Instruction:
Reproduce the material in full, unchanged.

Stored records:
--- begin ---

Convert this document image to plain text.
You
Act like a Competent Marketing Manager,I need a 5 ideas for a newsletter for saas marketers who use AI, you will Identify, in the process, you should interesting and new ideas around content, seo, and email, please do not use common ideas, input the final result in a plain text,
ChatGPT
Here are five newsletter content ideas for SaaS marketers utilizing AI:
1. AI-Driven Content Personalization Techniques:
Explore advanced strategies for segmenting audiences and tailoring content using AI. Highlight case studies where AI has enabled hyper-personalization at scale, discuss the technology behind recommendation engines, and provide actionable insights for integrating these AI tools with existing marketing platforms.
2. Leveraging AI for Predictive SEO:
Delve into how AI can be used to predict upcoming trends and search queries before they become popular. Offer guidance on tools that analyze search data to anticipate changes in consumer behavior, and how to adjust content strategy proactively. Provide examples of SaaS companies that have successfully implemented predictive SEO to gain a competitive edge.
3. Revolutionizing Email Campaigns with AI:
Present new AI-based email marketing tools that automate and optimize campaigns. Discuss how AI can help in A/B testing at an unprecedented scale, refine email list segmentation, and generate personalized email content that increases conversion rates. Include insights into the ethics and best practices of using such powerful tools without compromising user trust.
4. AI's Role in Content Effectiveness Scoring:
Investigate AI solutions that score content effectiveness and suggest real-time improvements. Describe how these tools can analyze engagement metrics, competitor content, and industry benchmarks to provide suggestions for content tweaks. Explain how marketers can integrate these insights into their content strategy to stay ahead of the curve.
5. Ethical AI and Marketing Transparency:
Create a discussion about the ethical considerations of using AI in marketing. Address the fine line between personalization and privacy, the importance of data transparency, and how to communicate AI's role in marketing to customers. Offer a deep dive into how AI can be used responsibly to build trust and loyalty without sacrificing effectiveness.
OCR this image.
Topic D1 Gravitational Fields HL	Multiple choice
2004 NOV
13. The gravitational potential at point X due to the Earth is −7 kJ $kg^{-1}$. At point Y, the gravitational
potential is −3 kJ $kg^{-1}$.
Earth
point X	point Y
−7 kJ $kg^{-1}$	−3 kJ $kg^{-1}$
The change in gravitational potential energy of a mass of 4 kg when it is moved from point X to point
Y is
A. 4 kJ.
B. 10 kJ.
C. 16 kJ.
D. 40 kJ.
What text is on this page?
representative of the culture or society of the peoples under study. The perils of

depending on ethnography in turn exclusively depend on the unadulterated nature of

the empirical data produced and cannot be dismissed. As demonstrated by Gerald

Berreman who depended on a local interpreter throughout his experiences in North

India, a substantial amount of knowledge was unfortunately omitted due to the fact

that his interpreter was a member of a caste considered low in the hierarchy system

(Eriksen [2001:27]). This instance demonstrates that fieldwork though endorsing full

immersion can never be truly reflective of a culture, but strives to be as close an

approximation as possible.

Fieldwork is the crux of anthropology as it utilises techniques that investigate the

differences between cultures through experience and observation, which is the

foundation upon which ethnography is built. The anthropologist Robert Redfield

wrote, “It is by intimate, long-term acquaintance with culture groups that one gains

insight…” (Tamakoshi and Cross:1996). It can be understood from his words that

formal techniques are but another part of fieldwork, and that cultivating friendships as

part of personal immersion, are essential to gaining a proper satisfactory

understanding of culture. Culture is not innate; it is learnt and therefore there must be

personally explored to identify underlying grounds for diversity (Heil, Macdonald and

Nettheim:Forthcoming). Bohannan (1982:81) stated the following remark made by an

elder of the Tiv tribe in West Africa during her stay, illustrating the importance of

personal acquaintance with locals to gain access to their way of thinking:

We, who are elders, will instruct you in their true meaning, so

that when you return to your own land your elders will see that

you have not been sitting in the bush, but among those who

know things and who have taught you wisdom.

--- end ---

Answer for the task:
Convert this document image to plain text.
You
Act like a Competent Marketing Manager,I need a 5 ideas for a newsletter for saas marketers who use AI, you will Identify, in the process, you should interesting and new ideas around content, seo, and email, please do not use common ideas, input the final result in a plain text,
ChatGPT
Here are five newsletter content ideas for SaaS marketers utilizing AI:
1. AI-Driven Content Personalization Techniques:
Explore advanced strategies for segmenting audiences and tailoring content using AI. Highlight case studies where AI has enabled hyper-personalization at scale, discuss the technology behind recommendation engines, and provide actionable insights for integrating these AI tools with existing marketing platforms.
2. Leveraging AI for Predictive SEO:
Delve into how AI can be used to predict upcoming trends and search queries before they become popular. Offer guidance on tools that analyze search data to anticipate changes in consumer behavior, and how to adjust content strategy proactively. Provide examples of SaaS companies that have successfully implemented predictive SEO to gain a competitive edge.
3. Revolutionizing Email Campaigns with AI:
Present new AI-based email marketing tools that automate and optimize campaigns. Discuss how AI can help in A/B testing at an unprecedented scale, refine email list segmentation, and generate personalized email content that increases conversion rates. Include insights into the ethics and best practices of using such powerful tools without compromising user trust.
4. AI's Role in Content Effectiveness Scoring:
Investigate AI solutions that score content effectiveness and suggest real-time improvements. Describe how these tools can analyze engagement metrics, competitor content, and industry benchmarks to provide suggestions for content tweaks. Explain how marketers can integrate these insights into their content strategy to stay ahead of the curve.
5. Ethical AI and Marketing Transparency:
Create a discussion about the ethical considerations of using AI in marketing. Address the fine line between personalization and privacy, the importance of data transparency, and how to communicate AI's role in marketing to customers. Offer a deep dive into how AI can be used responsibly to build trust and loyalty without sacrificing effectiveness.
OCR this image.
Topic D1 Gravitational Fields HL	Multiple choice
2004 NOV
13. The gravitational potential at point X due to the Earth is −7 kJ $kg^{-1}$. At point Y, the gravitational
potential is −3 kJ $kg^{-1}$.
Earth
point X	point Y
−7 kJ $kg^{-1}$	−3 kJ $kg^{-1}$
The change in gravitational potential energy of a mass of 4 kg when it is moved from point X to point
Y is
A. 4 kJ.
B. 10 kJ.
C. 16 kJ.
D. 40 kJ.
What text is on this page?
representative of the culture or society of the peoples under study. The perils of

depending on ethnography in turn exclusively depend on the unadulterated nature of

the empirical data produced and cannot be dismissed. As demonstrated by Gerald

Berreman who depended on a local interpreter throughout his experiences in North

India, a substantial amount of knowledge was unfortunately omitted due to the fact

that his interpreter was a member of a caste considered low in the hierarchy system

(Eriksen [2001:27]). This instance demonstrates that fieldwork though endorsing full

immersion can never be truly reflective of a culture, but strives to be as close an

approximation as possible.

Fieldwork is the crux of anthropology as it utilises techniques that investigate the

differences between cultures through experience and observation, which is the

foundation upon which ethnography is built. The anthropologist Robert Redfield

wrote, “It is by intimate, long-term acquaintance with culture groups that one gains

insight…” (Tamakoshi and Cross:1996). It can be understood from his words that

formal techniques are but another part of fieldwork, and that cultivating friendships as

part of personal immersion, are essential to gaining a proper satisfactory

understanding of culture. Culture is not innate; it is learnt and therefore there must be

personally explored to identify underlying grounds for diversity (Heil, Macdonald and

Nettheim:Forthcoming). Bohannan (1982:81) stated the following remark made by an

elder of the Tiv tribe in West Africa during her stay, illustrating the importance of

personal acquaintance with locals to gain access to their way of thinking:

We, who are elders, will instruct you in their true meaning, so

that when you return to your own land your elders will see that

you have not been sitting in the bush, but among those who

know things and who have taught you wisdom.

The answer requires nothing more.